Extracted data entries
● ● ● ● ●

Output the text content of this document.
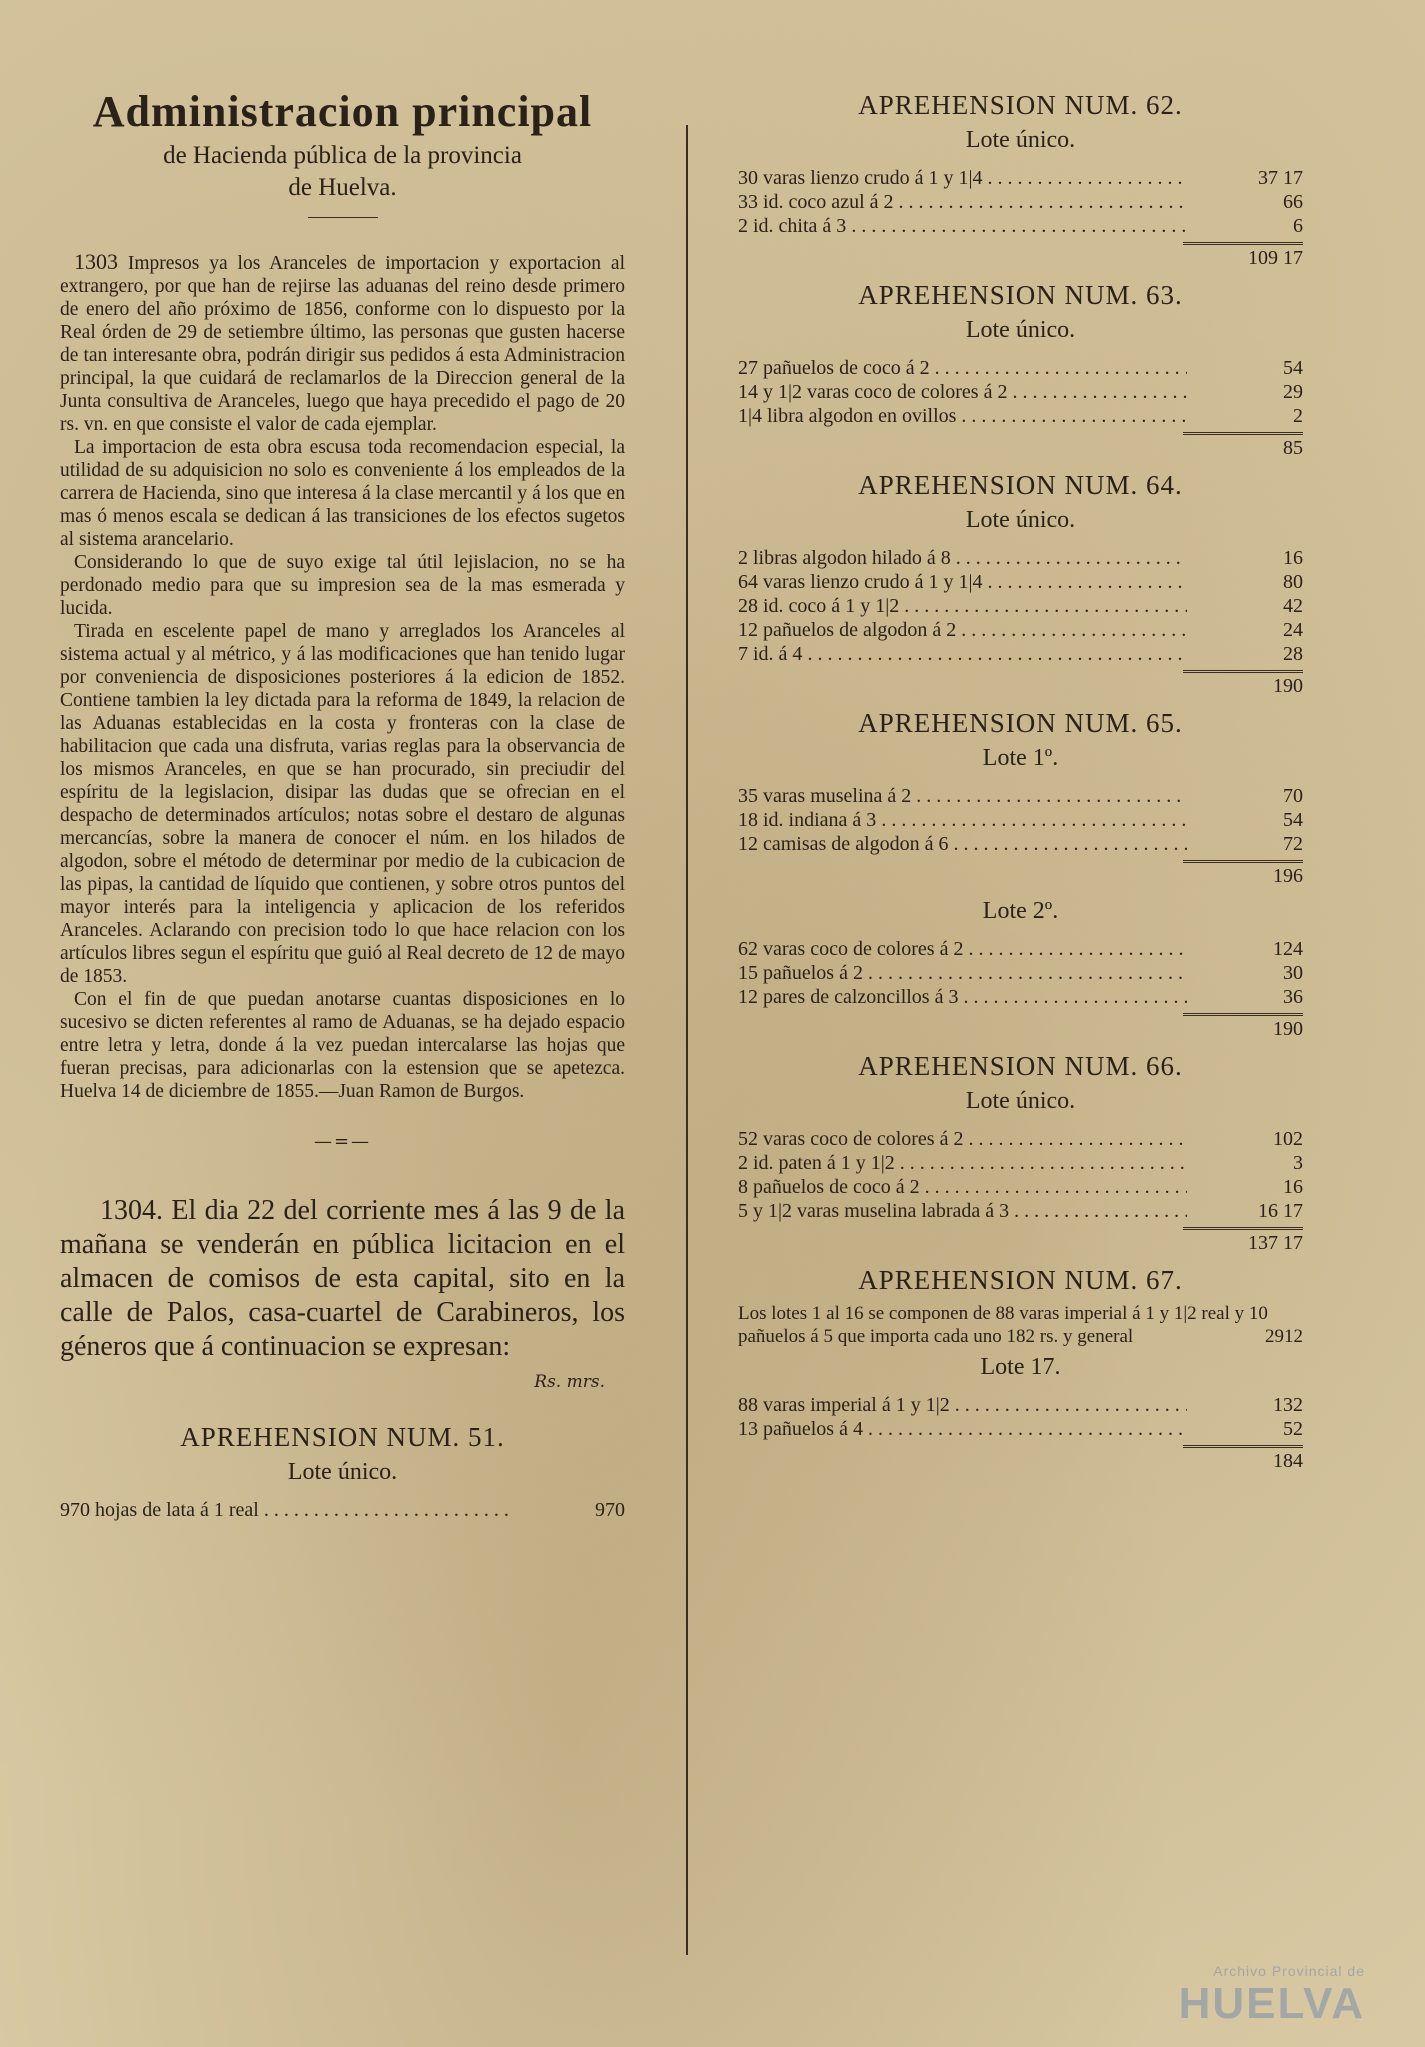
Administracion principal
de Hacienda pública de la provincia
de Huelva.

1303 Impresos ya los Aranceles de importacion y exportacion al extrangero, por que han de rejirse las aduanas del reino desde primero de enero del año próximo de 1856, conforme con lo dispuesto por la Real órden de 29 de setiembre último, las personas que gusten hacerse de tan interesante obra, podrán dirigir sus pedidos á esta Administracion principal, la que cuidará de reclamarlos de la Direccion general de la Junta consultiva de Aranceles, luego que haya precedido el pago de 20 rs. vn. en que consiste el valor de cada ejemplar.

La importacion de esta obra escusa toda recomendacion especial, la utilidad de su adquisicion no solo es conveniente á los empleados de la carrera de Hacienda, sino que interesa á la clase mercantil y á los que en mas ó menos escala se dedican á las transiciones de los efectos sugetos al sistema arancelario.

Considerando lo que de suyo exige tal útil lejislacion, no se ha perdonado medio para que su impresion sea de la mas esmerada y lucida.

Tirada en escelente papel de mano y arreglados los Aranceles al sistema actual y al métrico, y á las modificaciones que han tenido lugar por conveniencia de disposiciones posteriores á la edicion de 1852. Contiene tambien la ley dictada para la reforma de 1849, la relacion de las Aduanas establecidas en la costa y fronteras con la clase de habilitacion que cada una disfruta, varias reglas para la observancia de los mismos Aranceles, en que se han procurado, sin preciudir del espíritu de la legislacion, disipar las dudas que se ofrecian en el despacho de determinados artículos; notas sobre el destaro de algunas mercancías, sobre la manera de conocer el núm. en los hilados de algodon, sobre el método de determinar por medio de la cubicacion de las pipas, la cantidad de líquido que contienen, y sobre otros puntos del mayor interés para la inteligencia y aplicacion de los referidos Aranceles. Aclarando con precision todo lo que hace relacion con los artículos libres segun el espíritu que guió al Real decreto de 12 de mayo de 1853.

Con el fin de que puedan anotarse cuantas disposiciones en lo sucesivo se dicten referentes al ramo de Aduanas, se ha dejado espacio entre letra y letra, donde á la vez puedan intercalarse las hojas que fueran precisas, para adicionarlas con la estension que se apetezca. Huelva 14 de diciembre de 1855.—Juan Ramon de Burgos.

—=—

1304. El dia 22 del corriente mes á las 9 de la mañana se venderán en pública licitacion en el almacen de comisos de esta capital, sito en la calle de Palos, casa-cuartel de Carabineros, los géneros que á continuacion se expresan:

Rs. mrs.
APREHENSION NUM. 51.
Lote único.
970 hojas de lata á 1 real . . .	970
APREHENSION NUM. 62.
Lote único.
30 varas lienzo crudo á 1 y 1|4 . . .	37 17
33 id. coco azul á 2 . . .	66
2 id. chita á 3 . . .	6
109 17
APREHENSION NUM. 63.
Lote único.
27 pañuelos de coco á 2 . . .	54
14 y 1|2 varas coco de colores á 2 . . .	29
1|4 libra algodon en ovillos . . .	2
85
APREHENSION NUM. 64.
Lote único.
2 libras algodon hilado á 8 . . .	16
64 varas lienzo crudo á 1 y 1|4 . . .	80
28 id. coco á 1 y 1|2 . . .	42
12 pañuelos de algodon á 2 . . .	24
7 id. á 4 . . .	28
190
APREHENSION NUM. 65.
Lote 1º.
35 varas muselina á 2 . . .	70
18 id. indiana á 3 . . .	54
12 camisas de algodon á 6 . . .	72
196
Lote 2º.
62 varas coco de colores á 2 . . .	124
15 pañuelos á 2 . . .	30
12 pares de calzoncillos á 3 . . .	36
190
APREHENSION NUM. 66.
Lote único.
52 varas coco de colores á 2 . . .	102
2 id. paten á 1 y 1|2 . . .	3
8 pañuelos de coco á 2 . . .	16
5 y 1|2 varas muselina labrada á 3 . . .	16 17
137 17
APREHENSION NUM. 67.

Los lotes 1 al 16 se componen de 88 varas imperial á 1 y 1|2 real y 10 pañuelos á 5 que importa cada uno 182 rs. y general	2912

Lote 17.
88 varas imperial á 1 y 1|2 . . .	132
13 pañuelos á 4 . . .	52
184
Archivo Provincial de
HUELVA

● ● ● ● ●

**The problem**
Take each line containing the string "general" and copy it out.

**Solution**
1303 Impresos ya los Aranceles de importacion y exportacion al extrangero, por que han de rejirse las aduanas del reino desde primero de enero del año próximo de 1856, conforme con lo dispuesto por la Real órden de 29 de setiembre último, las personas que gusten hacerse de tan interesante obra, podrán dirigir sus pedidos á esta Administracion principal, la que cuidará de reclamarlos de la Direccion general de la Junta consultiva de Aranceles, luego que haya precedido el pago de 20 rs. vn. en que consiste el valor de cada ejemplar.
Los lotes 1 al 16 se componen de 88 varas imperial á 1 y 1|2 real y 10 pañuelos á 5 que importa cada uno 182 rs. y general	2912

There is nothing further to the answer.